[Saved entries]
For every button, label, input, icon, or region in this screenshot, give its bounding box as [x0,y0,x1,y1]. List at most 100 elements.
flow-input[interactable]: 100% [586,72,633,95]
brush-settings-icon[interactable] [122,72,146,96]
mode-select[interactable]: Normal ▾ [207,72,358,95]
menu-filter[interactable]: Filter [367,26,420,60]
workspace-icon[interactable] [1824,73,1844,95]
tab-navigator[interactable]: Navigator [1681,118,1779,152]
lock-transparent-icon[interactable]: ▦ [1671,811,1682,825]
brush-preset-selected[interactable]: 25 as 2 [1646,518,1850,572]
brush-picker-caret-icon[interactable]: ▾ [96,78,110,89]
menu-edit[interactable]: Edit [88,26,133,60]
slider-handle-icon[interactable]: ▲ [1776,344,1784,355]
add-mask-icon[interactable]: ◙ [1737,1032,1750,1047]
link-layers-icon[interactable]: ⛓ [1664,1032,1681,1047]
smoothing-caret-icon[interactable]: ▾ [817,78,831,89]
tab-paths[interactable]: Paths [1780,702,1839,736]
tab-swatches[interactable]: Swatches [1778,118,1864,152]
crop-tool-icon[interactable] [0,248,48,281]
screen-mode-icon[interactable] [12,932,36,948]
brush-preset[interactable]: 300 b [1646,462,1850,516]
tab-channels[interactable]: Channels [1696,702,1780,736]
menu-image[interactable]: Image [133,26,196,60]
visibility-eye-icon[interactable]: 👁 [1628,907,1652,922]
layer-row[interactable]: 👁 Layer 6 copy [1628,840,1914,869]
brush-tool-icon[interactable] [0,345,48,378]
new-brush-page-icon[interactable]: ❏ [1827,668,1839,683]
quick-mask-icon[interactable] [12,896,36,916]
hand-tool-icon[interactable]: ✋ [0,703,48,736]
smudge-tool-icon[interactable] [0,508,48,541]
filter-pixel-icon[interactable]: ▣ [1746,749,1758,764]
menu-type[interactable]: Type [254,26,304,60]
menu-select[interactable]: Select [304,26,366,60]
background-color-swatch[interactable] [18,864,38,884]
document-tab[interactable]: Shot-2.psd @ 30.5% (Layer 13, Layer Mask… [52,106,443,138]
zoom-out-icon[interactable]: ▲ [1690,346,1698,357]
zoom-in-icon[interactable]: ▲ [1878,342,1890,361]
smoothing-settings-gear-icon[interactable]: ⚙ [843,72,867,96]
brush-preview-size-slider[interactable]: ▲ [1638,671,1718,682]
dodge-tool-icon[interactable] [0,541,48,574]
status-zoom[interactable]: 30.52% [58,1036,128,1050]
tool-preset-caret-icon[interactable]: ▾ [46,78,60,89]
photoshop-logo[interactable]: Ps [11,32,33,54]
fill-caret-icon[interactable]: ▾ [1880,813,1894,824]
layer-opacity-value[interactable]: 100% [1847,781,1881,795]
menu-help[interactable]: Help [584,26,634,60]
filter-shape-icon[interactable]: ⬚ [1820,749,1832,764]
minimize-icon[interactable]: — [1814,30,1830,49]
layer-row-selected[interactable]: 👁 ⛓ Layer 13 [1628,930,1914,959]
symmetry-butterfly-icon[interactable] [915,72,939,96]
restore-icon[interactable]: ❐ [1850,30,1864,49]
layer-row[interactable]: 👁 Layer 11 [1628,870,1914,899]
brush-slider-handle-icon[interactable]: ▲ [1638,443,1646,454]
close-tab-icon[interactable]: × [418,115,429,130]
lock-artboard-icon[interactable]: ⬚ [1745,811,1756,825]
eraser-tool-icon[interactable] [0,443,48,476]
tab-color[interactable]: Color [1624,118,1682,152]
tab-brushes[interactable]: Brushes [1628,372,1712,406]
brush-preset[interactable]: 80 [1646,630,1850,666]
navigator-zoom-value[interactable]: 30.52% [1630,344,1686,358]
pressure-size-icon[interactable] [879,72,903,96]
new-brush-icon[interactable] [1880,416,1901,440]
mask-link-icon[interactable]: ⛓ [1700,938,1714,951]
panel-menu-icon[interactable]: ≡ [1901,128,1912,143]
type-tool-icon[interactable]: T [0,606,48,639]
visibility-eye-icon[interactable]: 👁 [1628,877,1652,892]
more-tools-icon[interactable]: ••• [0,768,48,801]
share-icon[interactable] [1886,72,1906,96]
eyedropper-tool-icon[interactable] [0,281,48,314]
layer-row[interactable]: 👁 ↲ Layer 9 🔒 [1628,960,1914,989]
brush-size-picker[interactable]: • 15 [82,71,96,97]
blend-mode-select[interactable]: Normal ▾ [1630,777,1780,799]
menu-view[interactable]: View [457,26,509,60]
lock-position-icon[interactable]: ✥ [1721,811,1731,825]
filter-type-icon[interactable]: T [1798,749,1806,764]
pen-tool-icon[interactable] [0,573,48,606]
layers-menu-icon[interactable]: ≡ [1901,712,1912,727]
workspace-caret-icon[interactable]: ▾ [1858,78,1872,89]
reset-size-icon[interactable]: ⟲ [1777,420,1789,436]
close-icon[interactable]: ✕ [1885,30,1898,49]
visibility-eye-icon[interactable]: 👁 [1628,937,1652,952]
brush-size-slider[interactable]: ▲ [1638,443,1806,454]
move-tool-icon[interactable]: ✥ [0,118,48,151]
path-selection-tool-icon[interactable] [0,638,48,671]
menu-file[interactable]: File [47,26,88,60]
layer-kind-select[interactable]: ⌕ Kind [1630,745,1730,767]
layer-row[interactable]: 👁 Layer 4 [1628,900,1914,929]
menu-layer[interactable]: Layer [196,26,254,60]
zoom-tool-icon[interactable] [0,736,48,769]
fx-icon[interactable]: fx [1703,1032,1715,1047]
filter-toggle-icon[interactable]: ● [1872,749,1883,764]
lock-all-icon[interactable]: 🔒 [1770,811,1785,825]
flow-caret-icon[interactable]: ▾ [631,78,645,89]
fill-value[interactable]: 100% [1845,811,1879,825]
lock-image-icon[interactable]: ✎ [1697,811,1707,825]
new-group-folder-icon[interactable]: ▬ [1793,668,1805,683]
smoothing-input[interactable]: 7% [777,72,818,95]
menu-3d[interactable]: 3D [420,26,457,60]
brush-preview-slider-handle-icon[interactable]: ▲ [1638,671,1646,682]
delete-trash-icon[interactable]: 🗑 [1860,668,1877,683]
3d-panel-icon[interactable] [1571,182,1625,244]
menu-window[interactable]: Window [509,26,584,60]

Goal — Reproduce all of the records above line for line, changing nothing.

Correct answer —
For every button, label, input, icon, or region in this screenshot, give its bounding box as [x0,y0,x1,y1]. List at most 100 elements.
flow-input[interactable]: 100% [586,72,633,95]
brush-settings-icon[interactable] [122,72,146,96]
mode-select[interactable]: Normal ▾ [207,72,358,95]
menu-filter[interactable]: Filter [367,26,420,60]
workspace-icon[interactable] [1824,73,1844,95]
tab-navigator[interactable]: Navigator [1681,118,1779,152]
lock-transparent-icon[interactable]: ▦ [1671,811,1682,825]
brush-preset-selected[interactable]: 25 as 2 [1646,518,1850,572]
brush-picker-caret-icon[interactable]: ▾ [96,78,110,89]
menu-edit[interactable]: Edit [88,26,133,60]
slider-handle-icon[interactable]: ▲ [1776,344,1784,355]
add-mask-icon[interactable]: ◙ [1737,1032,1750,1047]
link-layers-icon[interactable]: ⛓ [1664,1032,1681,1047]
smoothing-caret-icon[interactable]: ▾ [817,78,831,89]
tab-paths[interactable]: Paths [1780,702,1839,736]
tab-swatches[interactable]: Swatches [1778,118,1864,152]
crop-tool-icon[interactable] [0,248,48,281]
screen-mode-icon[interactable] [12,932,36,948]
brush-preset[interactable]: 300 b [1646,462,1850,516]
tab-channels[interactable]: Channels [1696,702,1780,736]
menu-image[interactable]: Image [133,26,196,60]
visibility-eye-icon[interactable]: 👁 [1628,907,1652,922]
layer-row[interactable]: 👁 Layer 6 copy [1628,840,1914,869]
brush-tool-icon[interactable] [0,345,48,378]
new-brush-page-icon[interactable]: ❏ [1827,668,1839,683]
quick-mask-icon[interactable] [12,896,36,916]
hand-tool-icon[interactable]: ✋ [0,703,48,736]
smudge-tool-icon[interactable] [0,508,48,541]
filter-pixel-icon[interactable]: ▣ [1746,749,1758,764]
menu-type[interactable]: Type [254,26,304,60]
menu-select[interactable]: Select [304,26,366,60]
background-color-swatch[interactable] [18,864,38,884]
document-tab[interactable]: Shot-2.psd @ 30.5% (Layer 13, Layer Mask… [52,106,443,138]
zoom-out-icon[interactable]: ▲ [1690,346,1698,357]
zoom-in-icon[interactable]: ▲ [1878,342,1890,361]
smoothing-settings-gear-icon[interactable]: ⚙ [843,72,867,96]
brush-preview-size-slider[interactable]: ▲ [1638,671,1718,682]
dodge-tool-icon[interactable] [0,541,48,574]
status-zoom[interactable]: 30.52% [58,1036,128,1050]
tool-preset-caret-icon[interactable]: ▾ [46,78,60,89]
photoshop-logo[interactable]: Ps [11,32,33,54]
fill-caret-icon[interactable]: ▾ [1880,813,1894,824]
layer-opacity-value[interactable]: 100% [1847,781,1881,795]
menu-help[interactable]: Help [584,26,634,60]
filter-shape-icon[interactable]: ⬚ [1820,749,1832,764]
minimize-icon[interactable]: — [1814,30,1830,49]
layer-row-selected[interactable]: 👁 ⛓ Layer 13 [1628,930,1914,959]
symmetry-butterfly-icon[interactable] [915,72,939,96]
restore-icon[interactable]: ❐ [1850,30,1864,49]
layer-row[interactable]: 👁 Layer 11 [1628,870,1914,899]
brush-slider-handle-icon[interactable]: ▲ [1638,443,1646,454]
close-tab-icon[interactable]: × [418,115,429,130]
lock-artboard-icon[interactable]: ⬚ [1745,811,1756,825]
eraser-tool-icon[interactable] [0,443,48,476]
tab-color[interactable]: Color [1624,118,1682,152]
tab-brushes[interactable]: Brushes [1628,372,1712,406]
brush-preset[interactable]: 80 [1646,630,1850,666]
navigator-zoom-value[interactable]: 30.52% [1630,344,1686,358]
pressure-size-icon[interactable] [879,72,903,96]
new-brush-icon[interactable] [1880,416,1901,440]
mask-link-icon[interactable]: ⛓ [1700,938,1714,951]
panel-menu-icon[interactable]: ≡ [1901,128,1912,143]
type-tool-icon[interactable]: T [0,606,48,639]
visibility-eye-icon[interactable]: 👁 [1628,877,1652,892]
more-tools-icon[interactable]: ••• [0,768,48,801]
share-icon[interactable] [1886,72,1906,96]
eyedropper-tool-icon[interactable] [0,281,48,314]
layer-row[interactable]: 👁 ↲ Layer 9 🔒 [1628,960,1914,989]
brush-size-picker[interactable]: • 15 [82,71,96,97]
blend-mode-select[interactable]: Normal ▾ [1630,777,1780,799]
menu-view[interactable]: View [457,26,509,60]
lock-position-icon[interactable]: ✥ [1721,811,1731,825]
filter-type-icon[interactable]: T [1798,749,1806,764]
pen-tool-icon[interactable] [0,573,48,606]
layers-menu-icon[interactable]: ≡ [1901,712,1912,727]
workspace-caret-icon[interactable]: ▾ [1858,78,1872,89]
reset-size-icon[interactable]: ⟲ [1777,420,1789,436]
close-icon[interactable]: ✕ [1885,30,1898,49]
visibility-eye-icon[interactable]: 👁 [1628,937,1652,952]
brush-size-slider[interactable]: ▲ [1638,443,1806,454]
move-tool-icon[interactable]: ✥ [0,118,48,151]
path-selection-tool-icon[interactable] [0,638,48,671]
menu-file[interactable]: File [47,26,88,60]
layer-kind-select[interactable]: ⌕ Kind [1630,745,1730,767]
layer-row[interactable]: 👁 Layer 4 [1628,900,1914,929]
menu-layer[interactable]: Layer [196,26,254,60]
zoom-tool-icon[interactable] [0,736,48,769]
fx-icon[interactable]: fx [1703,1032,1715,1047]
filter-toggle-icon[interactable]: ● [1872,749,1883,764]
lock-all-icon[interactable]: 🔒 [1770,811,1785,825]
flow-caret-icon[interactable]: ▾ [631,78,645,89]
fill-value[interactable]: 100% [1845,811,1879,825]
lock-image-icon[interactable]: ✎ [1697,811,1707,825]
new-group-folder-icon[interactable]: ▬ [1793,668,1805,683]
smoothing-input[interactable]: 7% [777,72,818,95]
menu-3d[interactable]: 3D [420,26,457,60]
brush-preview-slider-handle-icon[interactable]: ▲ [1638,671,1646,682]
delete-trash-icon[interactable]: 🗑 [1860,668,1877,683]
3d-panel-icon[interactable] [1571,182,1625,244]
menu-window[interactable]: Window [509,26,584,60]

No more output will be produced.